SET PROBLEM: Could you lay out the lines from the first one through the line holding "- column-header-label: Name: [533, 198, 577, 216]", both included, as a numbered list with blank lines left out?
[START ENTRIES SHOWN]
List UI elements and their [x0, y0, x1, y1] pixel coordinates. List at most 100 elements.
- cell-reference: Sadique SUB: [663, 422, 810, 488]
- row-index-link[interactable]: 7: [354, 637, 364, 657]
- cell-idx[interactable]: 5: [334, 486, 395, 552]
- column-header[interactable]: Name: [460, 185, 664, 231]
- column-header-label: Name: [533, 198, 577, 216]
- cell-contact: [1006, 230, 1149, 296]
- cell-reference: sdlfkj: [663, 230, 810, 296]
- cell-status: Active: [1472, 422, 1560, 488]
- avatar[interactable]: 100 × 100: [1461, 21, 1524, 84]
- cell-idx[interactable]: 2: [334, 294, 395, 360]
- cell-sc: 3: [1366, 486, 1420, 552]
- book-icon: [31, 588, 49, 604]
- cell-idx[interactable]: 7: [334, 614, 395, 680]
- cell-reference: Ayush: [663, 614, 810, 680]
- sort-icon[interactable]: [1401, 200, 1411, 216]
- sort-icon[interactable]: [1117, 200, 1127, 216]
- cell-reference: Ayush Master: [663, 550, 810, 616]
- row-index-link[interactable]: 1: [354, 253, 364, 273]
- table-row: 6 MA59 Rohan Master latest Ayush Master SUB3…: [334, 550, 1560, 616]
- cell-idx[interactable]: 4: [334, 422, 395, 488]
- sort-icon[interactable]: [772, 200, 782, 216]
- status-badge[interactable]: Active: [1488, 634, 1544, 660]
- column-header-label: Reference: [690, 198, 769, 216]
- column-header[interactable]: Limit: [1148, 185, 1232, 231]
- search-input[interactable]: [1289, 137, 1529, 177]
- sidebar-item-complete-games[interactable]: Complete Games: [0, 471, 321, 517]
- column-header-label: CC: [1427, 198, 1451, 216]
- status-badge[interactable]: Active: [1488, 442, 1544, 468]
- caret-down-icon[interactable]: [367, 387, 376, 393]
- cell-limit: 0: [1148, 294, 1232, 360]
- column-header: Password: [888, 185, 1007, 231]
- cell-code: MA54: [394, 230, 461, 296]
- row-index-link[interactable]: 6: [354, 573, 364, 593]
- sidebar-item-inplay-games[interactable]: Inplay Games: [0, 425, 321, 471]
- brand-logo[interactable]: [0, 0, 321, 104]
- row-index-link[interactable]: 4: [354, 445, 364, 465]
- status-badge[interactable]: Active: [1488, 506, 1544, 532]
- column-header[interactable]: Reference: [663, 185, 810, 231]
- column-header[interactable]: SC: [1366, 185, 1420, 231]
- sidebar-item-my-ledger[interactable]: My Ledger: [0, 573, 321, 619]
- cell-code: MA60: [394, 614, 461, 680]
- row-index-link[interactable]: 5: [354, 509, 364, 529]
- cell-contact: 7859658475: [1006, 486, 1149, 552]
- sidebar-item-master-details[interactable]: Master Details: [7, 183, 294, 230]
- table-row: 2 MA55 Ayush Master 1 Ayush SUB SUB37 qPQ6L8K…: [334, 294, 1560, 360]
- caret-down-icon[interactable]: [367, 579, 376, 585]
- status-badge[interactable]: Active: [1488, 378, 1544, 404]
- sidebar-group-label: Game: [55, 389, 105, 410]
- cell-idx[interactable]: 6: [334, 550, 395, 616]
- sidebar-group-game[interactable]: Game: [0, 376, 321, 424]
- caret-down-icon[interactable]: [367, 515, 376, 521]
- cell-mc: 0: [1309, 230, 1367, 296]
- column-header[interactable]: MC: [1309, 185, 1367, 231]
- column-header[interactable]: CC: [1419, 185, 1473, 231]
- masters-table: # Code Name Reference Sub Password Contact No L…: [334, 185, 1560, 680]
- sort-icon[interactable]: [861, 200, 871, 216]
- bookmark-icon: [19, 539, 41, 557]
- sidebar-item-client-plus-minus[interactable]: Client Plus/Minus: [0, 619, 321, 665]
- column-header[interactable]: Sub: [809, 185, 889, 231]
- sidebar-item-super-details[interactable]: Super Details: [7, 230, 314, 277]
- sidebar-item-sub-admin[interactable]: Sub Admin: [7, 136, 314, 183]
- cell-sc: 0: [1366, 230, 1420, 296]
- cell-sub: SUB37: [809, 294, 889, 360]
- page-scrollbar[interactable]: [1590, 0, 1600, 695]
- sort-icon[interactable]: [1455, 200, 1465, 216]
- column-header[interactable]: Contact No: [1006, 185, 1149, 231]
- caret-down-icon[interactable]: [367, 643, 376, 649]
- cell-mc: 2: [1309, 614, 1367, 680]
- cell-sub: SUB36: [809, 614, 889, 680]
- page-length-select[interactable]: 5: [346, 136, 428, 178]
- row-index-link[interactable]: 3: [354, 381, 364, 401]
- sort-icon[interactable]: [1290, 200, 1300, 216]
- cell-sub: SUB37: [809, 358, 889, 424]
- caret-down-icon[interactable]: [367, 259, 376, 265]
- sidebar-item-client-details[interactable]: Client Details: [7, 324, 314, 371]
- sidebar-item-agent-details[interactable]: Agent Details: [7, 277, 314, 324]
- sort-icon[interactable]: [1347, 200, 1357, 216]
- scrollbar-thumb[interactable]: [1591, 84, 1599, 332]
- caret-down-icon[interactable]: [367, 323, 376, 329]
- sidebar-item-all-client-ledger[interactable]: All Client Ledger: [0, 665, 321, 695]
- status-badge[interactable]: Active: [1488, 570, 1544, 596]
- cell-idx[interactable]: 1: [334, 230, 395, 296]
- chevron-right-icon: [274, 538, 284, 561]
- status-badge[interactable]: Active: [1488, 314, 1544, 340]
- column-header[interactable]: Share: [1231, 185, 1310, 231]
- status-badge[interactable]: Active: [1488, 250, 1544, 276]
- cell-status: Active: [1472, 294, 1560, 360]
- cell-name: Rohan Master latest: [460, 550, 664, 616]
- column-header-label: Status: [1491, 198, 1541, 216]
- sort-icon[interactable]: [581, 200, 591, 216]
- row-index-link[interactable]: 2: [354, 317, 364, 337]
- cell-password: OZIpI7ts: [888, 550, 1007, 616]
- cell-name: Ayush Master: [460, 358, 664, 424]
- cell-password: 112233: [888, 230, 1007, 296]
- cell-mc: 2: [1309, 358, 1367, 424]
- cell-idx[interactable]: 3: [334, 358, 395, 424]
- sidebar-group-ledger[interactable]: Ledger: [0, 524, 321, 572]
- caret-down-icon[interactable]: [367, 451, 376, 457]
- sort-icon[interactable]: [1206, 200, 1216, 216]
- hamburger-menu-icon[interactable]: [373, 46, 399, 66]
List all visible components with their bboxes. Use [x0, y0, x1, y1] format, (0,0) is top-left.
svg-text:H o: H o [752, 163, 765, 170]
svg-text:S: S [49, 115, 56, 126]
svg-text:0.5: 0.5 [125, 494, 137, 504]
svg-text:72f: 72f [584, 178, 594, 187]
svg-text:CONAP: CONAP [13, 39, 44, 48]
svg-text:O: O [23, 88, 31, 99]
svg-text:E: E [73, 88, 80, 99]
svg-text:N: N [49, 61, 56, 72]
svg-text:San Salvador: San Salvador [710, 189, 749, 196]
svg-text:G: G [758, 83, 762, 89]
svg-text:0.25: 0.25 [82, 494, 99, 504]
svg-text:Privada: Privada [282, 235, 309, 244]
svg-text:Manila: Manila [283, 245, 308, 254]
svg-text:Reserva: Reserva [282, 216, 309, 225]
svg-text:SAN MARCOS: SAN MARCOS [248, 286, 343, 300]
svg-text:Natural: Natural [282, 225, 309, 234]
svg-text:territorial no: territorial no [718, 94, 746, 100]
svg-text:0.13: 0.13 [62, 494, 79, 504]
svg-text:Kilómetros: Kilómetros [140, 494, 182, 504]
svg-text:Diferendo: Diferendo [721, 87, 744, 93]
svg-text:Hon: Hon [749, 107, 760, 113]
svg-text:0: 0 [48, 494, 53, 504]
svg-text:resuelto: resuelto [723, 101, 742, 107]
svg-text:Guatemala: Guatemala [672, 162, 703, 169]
[END ENTRIES SHOWN]
COMPLETED TASK:
1. List UI elements and their [x0, y0, x1, y1] pixel coordinates. List at most 100 elements.
2. - cell-reference: Sadique SUB: [663, 422, 810, 488]
3. - row-index-link[interactable]: 7: [354, 637, 364, 657]
4. - cell-idx[interactable]: 5: [334, 486, 395, 552]
5. - column-header[interactable]: Name: [460, 185, 664, 231]
6. - column-header-label: Name: [533, 198, 577, 216]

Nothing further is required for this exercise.